Without changing a word, return the listing below, minus its images.

--------------------------------------------------

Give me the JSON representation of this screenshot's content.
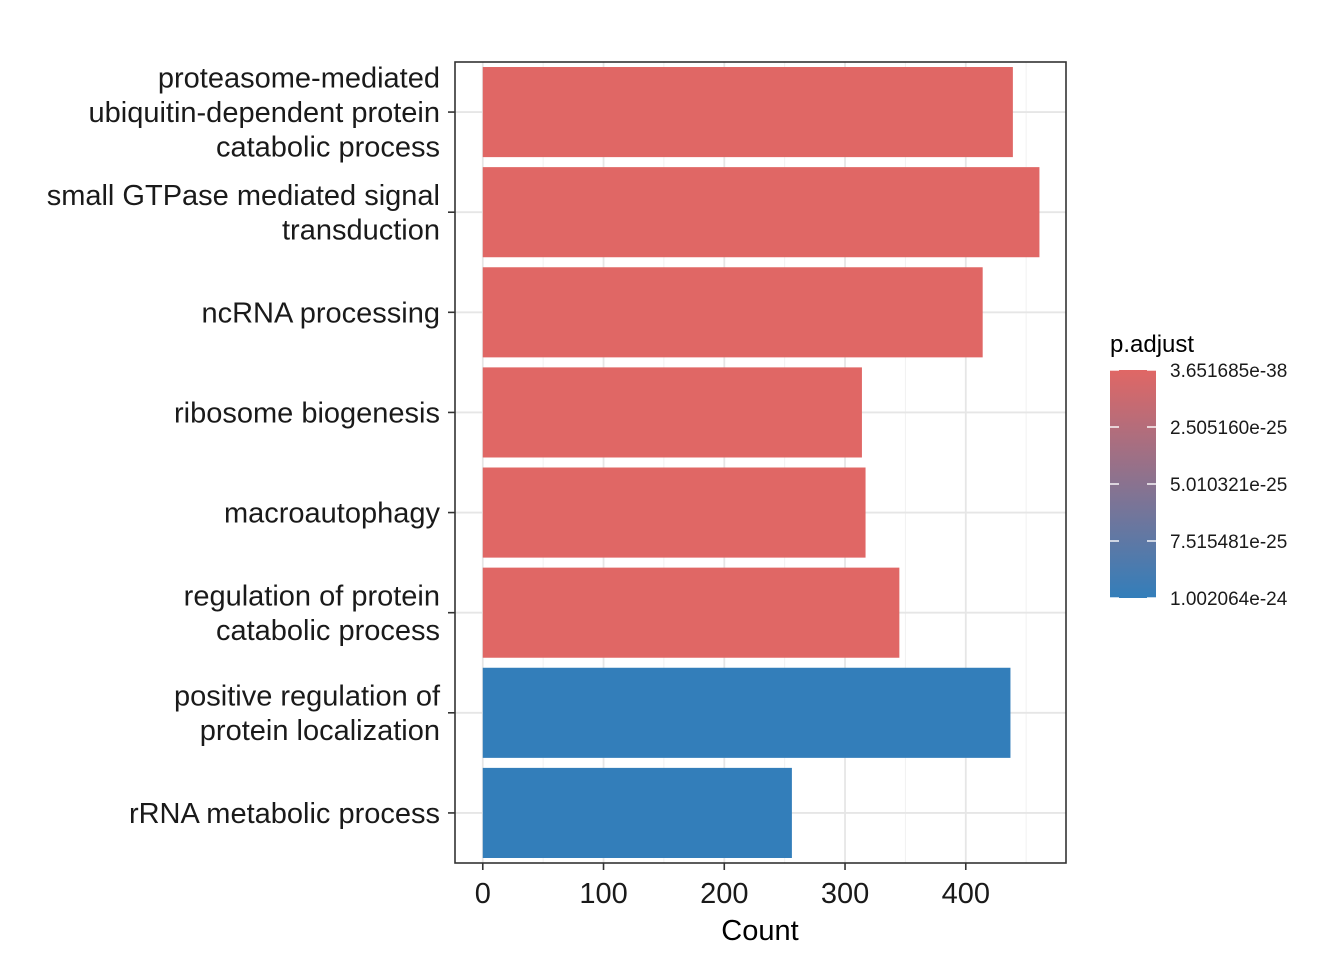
{
  "chart_data": {
    "type": "bar",
    "orientation": "horizontal",
    "categories": [
      [
        "proteasome-mediated",
        "ubiquitin-dependent protein",
        "catabolic process"
      ],
      [
        "small GTPase mediated signal",
        "transduction"
      ],
      [
        "ncRNA processing"
      ],
      [
        "ribosome biogenesis"
      ],
      [
        "macroautophagy"
      ],
      [
        "regulation of protein",
        "catabolic process"
      ],
      [
        "positive regulation of",
        "protein localization"
      ],
      [
        "rRNA metabolic process"
      ]
    ],
    "values": [
      439,
      461,
      414,
      314,
      317,
      345,
      437,
      256
    ],
    "p_adjust": [
      3.651685e-38,
      3.651685e-38,
      3.651685e-38,
      3.651685e-38,
      3.651685e-38,
      3.651685e-38,
      1.002064e-24,
      1.002064e-24
    ],
    "xlabel": "Count",
    "ylabel": "",
    "xlim": [
      -23,
      483
    ],
    "x_ticks": [
      0,
      100,
      200,
      300,
      400
    ],
    "grid": true,
    "legend": {
      "title": "p.adjust",
      "position": "right",
      "labels": [
        "3.651685e-38",
        "2.505160e-25",
        "5.010321e-25",
        "7.515481e-25",
        "1.002064e-24"
      ],
      "values": [
        3.651685e-38,
        2.50516e-25,
        5.010321e-25,
        7.515481e-25,
        1.002064e-24
      ],
      "color_low": "#E06765",
      "color_high": "#337EBA"
    }
  }
}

--------------------------------------------------

● **Completed exercise**
Give me the JSON representation of this screenshot's content.
{
  "chart_data": {
    "type": "bar",
    "orientation": "horizontal",
    "categories": [
      [
        "proteasome-mediated",
        "ubiquitin-dependent protein",
        "catabolic process"
      ],
      [
        "small GTPase mediated signal",
        "transduction"
      ],
      [
        "ncRNA processing"
      ],
      [
        "ribosome biogenesis"
      ],
      [
        "macroautophagy"
      ],
      [
        "regulation of protein",
        "catabolic process"
      ],
      [
        "positive regulation of",
        "protein localization"
      ],
      [
        "rRNA metabolic process"
      ]
    ],
    "values": [
      439,
      461,
      414,
      314,
      317,
      345,
      437,
      256
    ],
    "p_adjust": [
      3.651685e-38,
      3.651685e-38,
      3.651685e-38,
      3.651685e-38,
      3.651685e-38,
      3.651685e-38,
      1.002064e-24,
      1.002064e-24
    ],
    "xlabel": "Count",
    "ylabel": "",
    "xlim": [
      -23,
      483
    ],
    "x_ticks": [
      0,
      100,
      200,
      300,
      400
    ],
    "grid": true,
    "legend": {
      "title": "p.adjust",
      "position": "right",
      "labels": [
        "3.651685e-38",
        "2.505160e-25",
        "5.010321e-25",
        "7.515481e-25",
        "1.002064e-24"
      ],
      "values": [
        3.651685e-38,
        2.50516e-25,
        5.010321e-25,
        7.515481e-25,
        1.002064e-24
      ],
      "color_low": "#E06765",
      "color_high": "#337EBA"
    }
  }
}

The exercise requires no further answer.